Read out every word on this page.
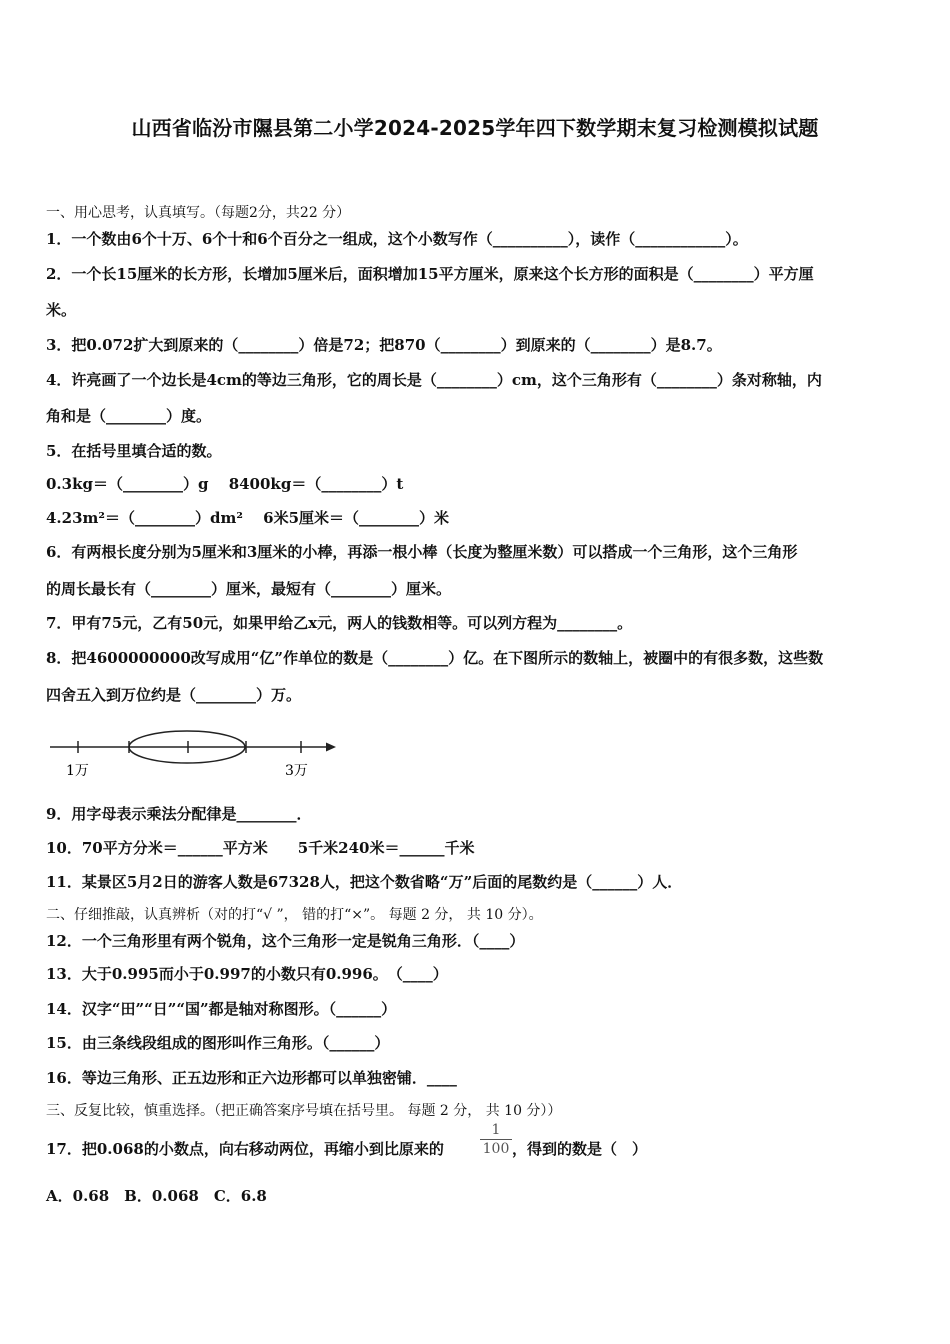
山西省临汾市隰县第二小学2024-2025学年四下数学期末复习检测模拟试题
一、用心思考，认真填写。（每题2分，共22 分）
1．一个数由6个十万、6个十和6个百分之一组成，这个小数写作（__________），读作（____________）。
2．一个长15厘米的长方形，长增加5厘米后，面积增加15平方厘米，原来这个长方形的面积是（________）平方厘
米。
3．把0.072扩大到原来的（________）倍是72；把870（________）到原来的（________）是8.7。
4．许亮画了一个边长是4cm的等边三角形，它的周长是（________）cm，这个三角形有（________）条对称轴，内
角和是（________）度。
5．在括号里填合适的数。
0.3kg＝（________）g　 8400kg＝（________）t
4.23m²＝（________）dm²　 6米5厘米＝（________）米
6．有两根长度分别为5厘米和3厘米的小棒，再添一根小棒（长度为整厘米数）可以搭成一个三角形，这个三角形
的周长最长有（________）厘米，最短有（________）厘米。
7．甲有75元，乙有50元，如果甲给乙x元，两人的钱数相等。可以列方程为________。
8．把4600000000改写成用“亿”作单位的数是（________）亿。在下图所示的数轴上，被圈中的有很多数，这些数
四舍五入到万位约是（________）万。
1万	3万
9．用字母表示乘法分配律是________．
10．70平方分米＝______平方米　　5千米240米＝______千米
11．某景区5月2日的游客人数是67328人，把这个数省略“万”后面的尾数约是（______）人．
二、仔细推敲，认真辨析（对的打“√ ”， 错的打“×”。 每题 2 分， 共 10 分）。
12．一个三角形里有两个锐角，这个三角形一定是锐角三角形．（____）
13．大于0.995而小于0.997的小数只有0.996。　（____）
14．汉字“田”“日”“国”都是轴对称图形。（______）
15．由三条线段组成的图形叫作三角形。（______）
16．等边三角形、正五边形和正六边形都可以单独密铺．____
三、反复比较，慎重选择。（把正确答案序号填在括号里。 每题 2 分， 共 10 分））
17．把0.068的小数点，向右移动两位，再缩小到比原来的
1
100 ，得到的数是（　）
A．0.68　B．0.068　C．6.8
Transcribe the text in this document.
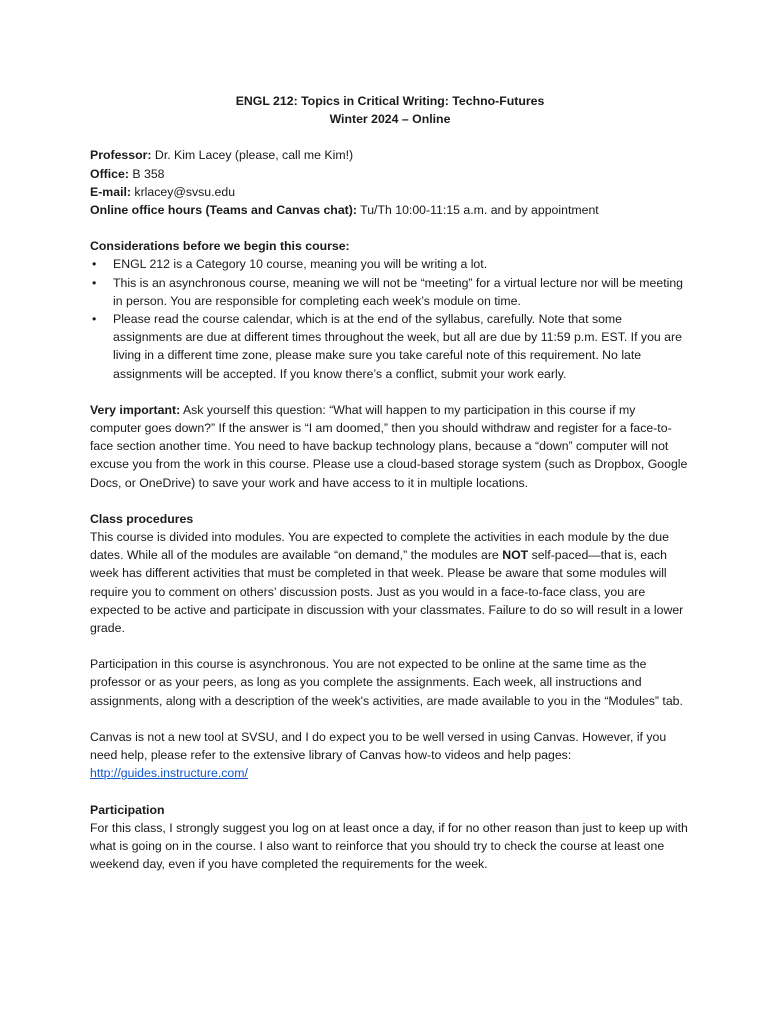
ENGL 212: Topics in Critical Writing: Techno-Futures

Winter 2024 – Online

Professor: Dr. Kim Lacey (please, call me Kim!)

Office: B 358

E-mail: krlacey@svsu.edu

Online office hours (Teams and Canvas chat): Tu/Th 10:00-11:15 a.m. and by appointment

Considerations before we begin this course:

• ENGL 212 is a Category 10 course, meaning you will be writing a lot.
• This is an asynchronous course, meaning we will not be “meeting” for a virtual lecture nor will be meeting in person. You are responsible for completing each week’s module on time.
• Please read the course calendar, which is at the end of the syllabus, carefully. Note that some assignments are due at different times throughout the week, but all are due by 11:59 p.m. EST. If you are living in a different time zone, please make sure you take careful note of this requirement. No late assignments will be accepted. If you know there’s a conflict, submit your work early.

Very important: Ask yourself this question: “What will happen to my participation in this course if my computer goes down?” If the answer is “I am doomed,” then you should withdraw and register for a face-to-face section another time. You need to have backup technology plans, because a “down” computer will not excuse you from the work in this course. Please use a cloud-based storage system (such as Dropbox, Google Docs, or OneDrive) to save your work and have access to it in multiple locations.

Class procedures

This course is divided into modules. You are expected to complete the activities in each module by the due dates. While all of the modules are available “on demand,” the modules are NOT self-paced—that is, each week has different activities that must be completed in that week. Please be aware that some modules will require you to comment on others’ discussion posts. Just as you would in a face-to-face class, you are expected to be active and participate in discussion with your classmates. Failure to do so will result in a lower grade.

Participation in this course is asynchronous. You are not expected to be online at the same time as the professor or as your peers, as long as you complete the assignments. Each week, all instructions and assignments, along with a description of the week's activities, are made available to you in the “Modules” tab.

Canvas is not a new tool at SVSU, and I do expect you to be well versed in using Canvas. However, if you need help, please refer to the extensive library of Canvas how-to videos and help pages:

http://guides.instructure.com/

Participation

For this class, I strongly suggest you log on at least once a day, if for no other reason than just to keep up with what is going on in the course. I also want to reinforce that you should try to check the course at least one weekend day, even if you have completed the requirements for the week.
☆ ☆ ☆
_What the task asks_. Return every line above that contains the word "face".

_Exercise solution_.
Very important: Ask yourself this question: “What will happen to my participation in this course if my computer goes down?” If the answer is “I am doomed,” then you should withdraw and register for a face-to-face section another time. You need to have backup technology plans, because a “down” computer will not excuse you from the work in this course. Please use a cloud-based storage system (such as Dropbox, Google Docs, or OneDrive) to save your work and have access to it in multiple locations.
This course is divided into modules. You are expected to complete the activities in each module by the due dates. While all of the modules are available “on demand,” the modules are NOT self-paced—that is, each week has different activities that must be completed in that week. Please be aware that some modules will require you to comment on others’ discussion posts. Just as you would in a face-to-face class, you are expected to be active and participate in discussion with your classmates. Failure to do so will result in a lower grade.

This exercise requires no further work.